▸ Goal of the exercise:
Leave out the pictures and repeat every record exactly.

Data tied to figure images:
* * * *

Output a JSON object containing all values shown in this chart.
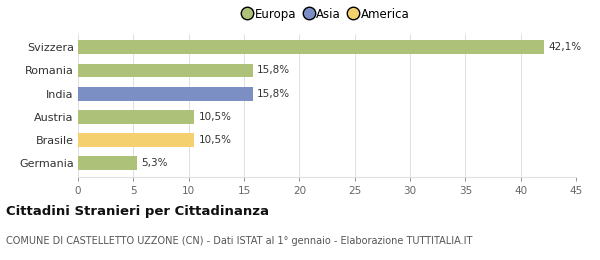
{
  "categories": [
    "Germania",
    "Brasile",
    "Austria",
    "India",
    "Romania",
    "Svizzera"
  ],
  "values": [
    5.3,
    10.5,
    10.5,
    15.8,
    15.8,
    42.1
  ],
  "labels": [
    "5,3%",
    "10,5%",
    "10,5%",
    "15,8%",
    "15,8%",
    "42,1%"
  ],
  "colors": [
    "#adc178",
    "#f5d06e",
    "#adc178",
    "#7b8fc4",
    "#adc178",
    "#adc178"
  ],
  "legend": [
    {
      "label": "Europa",
      "color": "#adc178"
    },
    {
      "label": "Asia",
      "color": "#7b8fc4"
    },
    {
      "label": "America",
      "color": "#f5d06e"
    }
  ],
  "xlim": [
    0,
    45
  ],
  "xticks": [
    0,
    5,
    10,
    15,
    20,
    25,
    30,
    35,
    40,
    45
  ],
  "title_main": "Cittadini Stranieri per Cittadinanza",
  "title_sub": "COMUNE DI CASTELLETTO UZZONE (CN) - Dati ISTAT al 1° gennaio - Elaborazione TUTTITALIA.IT",
  "background_color": "#ffffff",
  "grid_color": "#e0e0e0"
}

* * * *

▸ Written response:
Output a JSON object containing all values shown in this chart.
{
  "categories": [
    "Germania",
    "Brasile",
    "Austria",
    "India",
    "Romania",
    "Svizzera"
  ],
  "values": [
    5.3,
    10.5,
    10.5,
    15.8,
    15.8,
    42.1
  ],
  "labels": [
    "5,3%",
    "10,5%",
    "10,5%",
    "15,8%",
    "15,8%",
    "42,1%"
  ],
  "colors": [
    "#adc178",
    "#f5d06e",
    "#adc178",
    "#7b8fc4",
    "#adc178",
    "#adc178"
  ],
  "legend": [
    {
      "label": "Europa",
      "color": "#adc178"
    },
    {
      "label": "Asia",
      "color": "#7b8fc4"
    },
    {
      "label": "America",
      "color": "#f5d06e"
    }
  ],
  "xlim": [
    0,
    45
  ],
  "xticks": [
    0,
    5,
    10,
    15,
    20,
    25,
    30,
    35,
    40,
    45
  ],
  "title_main": "Cittadini Stranieri per Cittadinanza",
  "title_sub": "COMUNE DI CASTELLETTO UZZONE (CN) - Dati ISTAT al 1° gennaio - Elaborazione TUTTITALIA.IT",
  "background_color": "#ffffff",
  "grid_color": "#e0e0e0"
}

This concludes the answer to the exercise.